• _Task to carry out_: Restate each line of the listing exactly, without carrying over any pictures.

************

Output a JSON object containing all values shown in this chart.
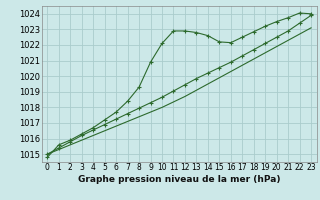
{
  "background_color": "#cce8e8",
  "grid_color": "#aacccc",
  "line_color": "#2d6a2d",
  "title": "Graphe pression niveau de la mer (hPa)",
  "xlim": [
    -0.5,
    23.5
  ],
  "ylim": [
    1014.5,
    1024.5
  ],
  "yticks": [
    1015,
    1016,
    1017,
    1018,
    1019,
    1020,
    1021,
    1022,
    1023,
    1024
  ],
  "xticks": [
    0,
    1,
    2,
    3,
    4,
    5,
    6,
    7,
    8,
    9,
    10,
    11,
    12,
    13,
    14,
    15,
    16,
    17,
    18,
    19,
    20,
    21,
    22,
    23
  ],
  "x_labels": [
    "0",
    "1",
    "2",
    "3",
    "4",
    "5",
    "6",
    "7",
    "8",
    "9",
    "10",
    "11",
    "12",
    "13",
    "14",
    "15",
    "16",
    "17",
    "18",
    "19",
    "20",
    "21",
    "22",
    "23"
  ],
  "line1_x": [
    0,
    1,
    2,
    3,
    4,
    5,
    6,
    7,
    8,
    9,
    10,
    11,
    12,
    13,
    14,
    15,
    16,
    17,
    18,
    19,
    20,
    21,
    22,
    23
  ],
  "line1_y": [
    1014.8,
    1015.6,
    1015.9,
    1016.3,
    1016.7,
    1017.2,
    1017.7,
    1018.4,
    1019.3,
    1020.9,
    1022.1,
    1022.9,
    1022.9,
    1022.8,
    1022.6,
    1022.2,
    1022.15,
    1022.5,
    1022.85,
    1023.2,
    1023.5,
    1023.75,
    1024.05,
    1024.0
  ],
  "line2_x": [
    0,
    1,
    2,
    3,
    4,
    5,
    6,
    7,
    8,
    9,
    10,
    11,
    12,
    13,
    14,
    15,
    16,
    17,
    18,
    19,
    20,
    21,
    22,
    23
  ],
  "line2_y": [
    1015.0,
    1015.3,
    1015.6,
    1015.9,
    1016.2,
    1016.5,
    1016.8,
    1017.1,
    1017.4,
    1017.7,
    1018.0,
    1018.35,
    1018.7,
    1019.1,
    1019.5,
    1019.9,
    1020.3,
    1020.7,
    1021.1,
    1021.5,
    1021.9,
    1022.3,
    1022.7,
    1023.1
  ],
  "line3_x": [
    0,
    1,
    2,
    3,
    4,
    5,
    6,
    7,
    8,
    9,
    10,
    11,
    12,
    13,
    14,
    15,
    16,
    17,
    18,
    19,
    20,
    21,
    22,
    23
  ],
  "line3_y": [
    1015.0,
    1015.4,
    1015.8,
    1016.2,
    1016.55,
    1016.9,
    1017.25,
    1017.6,
    1017.95,
    1018.3,
    1018.65,
    1019.05,
    1019.45,
    1019.85,
    1020.2,
    1020.55,
    1020.9,
    1021.3,
    1021.7,
    1022.1,
    1022.5,
    1022.9,
    1023.4,
    1023.9
  ]
}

************

• _Correct result_:
Output a JSON object containing all values shown in this chart.
{
  "background_color": "#cce8e8",
  "grid_color": "#aacccc",
  "line_color": "#2d6a2d",
  "title": "Graphe pression niveau de la mer (hPa)",
  "xlim": [
    -0.5,
    23.5
  ],
  "ylim": [
    1014.5,
    1024.5
  ],
  "yticks": [
    1015,
    1016,
    1017,
    1018,
    1019,
    1020,
    1021,
    1022,
    1023,
    1024
  ],
  "xticks": [
    0,
    1,
    2,
    3,
    4,
    5,
    6,
    7,
    8,
    9,
    10,
    11,
    12,
    13,
    14,
    15,
    16,
    17,
    18,
    19,
    20,
    21,
    22,
    23
  ],
  "x_labels": [
    "0",
    "1",
    "2",
    "3",
    "4",
    "5",
    "6",
    "7",
    "8",
    "9",
    "10",
    "11",
    "12",
    "13",
    "14",
    "15",
    "16",
    "17",
    "18",
    "19",
    "20",
    "21",
    "22",
    "23"
  ],
  "line1_x": [
    0,
    1,
    2,
    3,
    4,
    5,
    6,
    7,
    8,
    9,
    10,
    11,
    12,
    13,
    14,
    15,
    16,
    17,
    18,
    19,
    20,
    21,
    22,
    23
  ],
  "line1_y": [
    1014.8,
    1015.6,
    1015.9,
    1016.3,
    1016.7,
    1017.2,
    1017.7,
    1018.4,
    1019.3,
    1020.9,
    1022.1,
    1022.9,
    1022.9,
    1022.8,
    1022.6,
    1022.2,
    1022.15,
    1022.5,
    1022.85,
    1023.2,
    1023.5,
    1023.75,
    1024.05,
    1024.0
  ],
  "line2_x": [
    0,
    1,
    2,
    3,
    4,
    5,
    6,
    7,
    8,
    9,
    10,
    11,
    12,
    13,
    14,
    15,
    16,
    17,
    18,
    19,
    20,
    21,
    22,
    23
  ],
  "line2_y": [
    1015.0,
    1015.3,
    1015.6,
    1015.9,
    1016.2,
    1016.5,
    1016.8,
    1017.1,
    1017.4,
    1017.7,
    1018.0,
    1018.35,
    1018.7,
    1019.1,
    1019.5,
    1019.9,
    1020.3,
    1020.7,
    1021.1,
    1021.5,
    1021.9,
    1022.3,
    1022.7,
    1023.1
  ],
  "line3_x": [
    0,
    1,
    2,
    3,
    4,
    5,
    6,
    7,
    8,
    9,
    10,
    11,
    12,
    13,
    14,
    15,
    16,
    17,
    18,
    19,
    20,
    21,
    22,
    23
  ],
  "line3_y": [
    1015.0,
    1015.4,
    1015.8,
    1016.2,
    1016.55,
    1016.9,
    1017.25,
    1017.6,
    1017.95,
    1018.3,
    1018.65,
    1019.05,
    1019.45,
    1019.85,
    1020.2,
    1020.55,
    1020.9,
    1021.3,
    1021.7,
    1022.1,
    1022.5,
    1022.9,
    1023.4,
    1023.9
  ]
}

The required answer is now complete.